# [SUPPLIED RECORDS]
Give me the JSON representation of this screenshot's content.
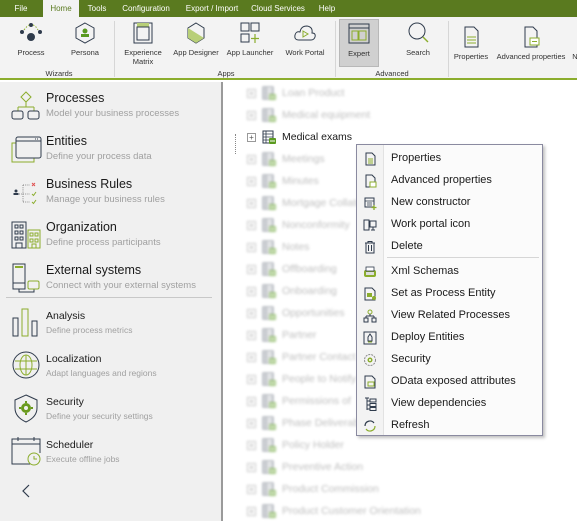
{
  "menubar": {
    "tabs": [
      {
        "label": "File",
        "active": false
      },
      {
        "label": "Home",
        "active": true
      },
      {
        "label": "Tools",
        "active": false
      },
      {
        "label": "Configuration",
        "active": false
      },
      {
        "label": "Export / Import",
        "active": false
      },
      {
        "label": "Cloud Services",
        "active": false
      },
      {
        "label": "Help",
        "active": false
      }
    ]
  },
  "ribbon": {
    "groups": {
      "wizards": "Wizards",
      "apps": "Apps",
      "advanced": "Advanced"
    },
    "buttons": {
      "process": "Process",
      "persona": "Persona",
      "experience_matrix_1": "Experience",
      "experience_matrix_2": "Matrix",
      "app_designer": "App Designer",
      "app_launcher": "App Launcher",
      "work_portal": "Work Portal",
      "expert": "Expert",
      "search": "Search",
      "properties": "Properties",
      "advanced_properties": "Advanced properties",
      "overflow": "N"
    }
  },
  "sidebar": {
    "items": [
      {
        "title": "Processes",
        "subtitle": "Model your business processes"
      },
      {
        "title": "Entities",
        "subtitle": "Define your process data"
      },
      {
        "title": "Business Rules",
        "subtitle": "Manage your business rules"
      },
      {
        "title": "Organization",
        "subtitle": "Define process participants"
      },
      {
        "title": "External systems",
        "subtitle": "Connect with your external systems"
      },
      {
        "title": "Analysis",
        "subtitle": "Define process metrics"
      },
      {
        "title": "Localization",
        "subtitle": "Adapt languages and regions"
      },
      {
        "title": "Security",
        "subtitle": "Define your security settings"
      },
      {
        "title": "Scheduler",
        "subtitle": "Execute offline jobs"
      }
    ],
    "collapse_icon": "chevron-left-icon"
  },
  "tree": {
    "items": [
      {
        "label": "Loan Product",
        "focused": false
      },
      {
        "label": "Medical equipment",
        "focused": false
      },
      {
        "label": "Medical exams",
        "focused": true
      },
      {
        "label": "Meetings",
        "focused": false
      },
      {
        "label": "Minutes",
        "focused": false
      },
      {
        "label": "Mortgage Collateral",
        "focused": false
      },
      {
        "label": "Nonconformity",
        "focused": false
      },
      {
        "label": "Notes",
        "focused": false
      },
      {
        "label": "Offboarding",
        "focused": false
      },
      {
        "label": "Onboarding",
        "focused": false
      },
      {
        "label": "Opportunities",
        "focused": false
      },
      {
        "label": "Partner",
        "focused": false
      },
      {
        "label": "Partner Contact",
        "focused": false
      },
      {
        "label": "People to Notify",
        "focused": false
      },
      {
        "label": "Permissions of",
        "focused": false
      },
      {
        "label": "Phase Deliverable",
        "focused": false
      },
      {
        "label": "Policy Holder",
        "focused": false
      },
      {
        "label": "Preventive Action",
        "focused": false
      },
      {
        "label": "Product Commission",
        "focused": false
      },
      {
        "label": "Product Customer Orientation",
        "focused": false
      }
    ]
  },
  "context_menu": {
    "items": [
      {
        "label": "Properties",
        "icon": "properties-icon"
      },
      {
        "label": "Advanced properties",
        "icon": "advanced-properties-icon"
      },
      {
        "label": "New constructor",
        "icon": "new-constructor-icon"
      },
      {
        "label": "Work portal icon",
        "icon": "work-portal-icon"
      },
      {
        "label": "Delete",
        "icon": "trash-icon"
      },
      {
        "label": "Xml Schemas",
        "icon": "xml-schema-icon"
      },
      {
        "label": "Set as Process Entity",
        "icon": "process-entity-icon"
      },
      {
        "label": "View Related Processes",
        "icon": "hierarchy-icon"
      },
      {
        "label": "Deploy Entities",
        "icon": "deploy-icon"
      },
      {
        "label": "Security",
        "icon": "security-gear-icon"
      },
      {
        "label": "OData exposed attributes",
        "icon": "odata-icon"
      },
      {
        "label": "View dependencies",
        "icon": "dependencies-icon"
      },
      {
        "label": "Refresh",
        "icon": "refresh-icon"
      }
    ]
  },
  "colors": {
    "brand_green": "#5a7a1f",
    "accent_green": "#8bad2d",
    "icon_dark": "#2f3b4c"
  }
}
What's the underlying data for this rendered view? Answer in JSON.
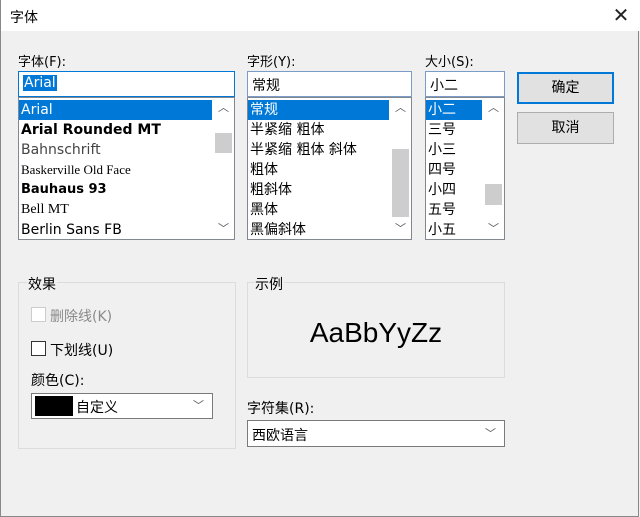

# [DIRECTION]
From the entries above, collect every line with the string "Product" in it.

# [SOLUTION TO THE PROBLEM]
        "label": "Loan Product",
        "label": "Product Commission",
        "label": "Product Customer Orientation",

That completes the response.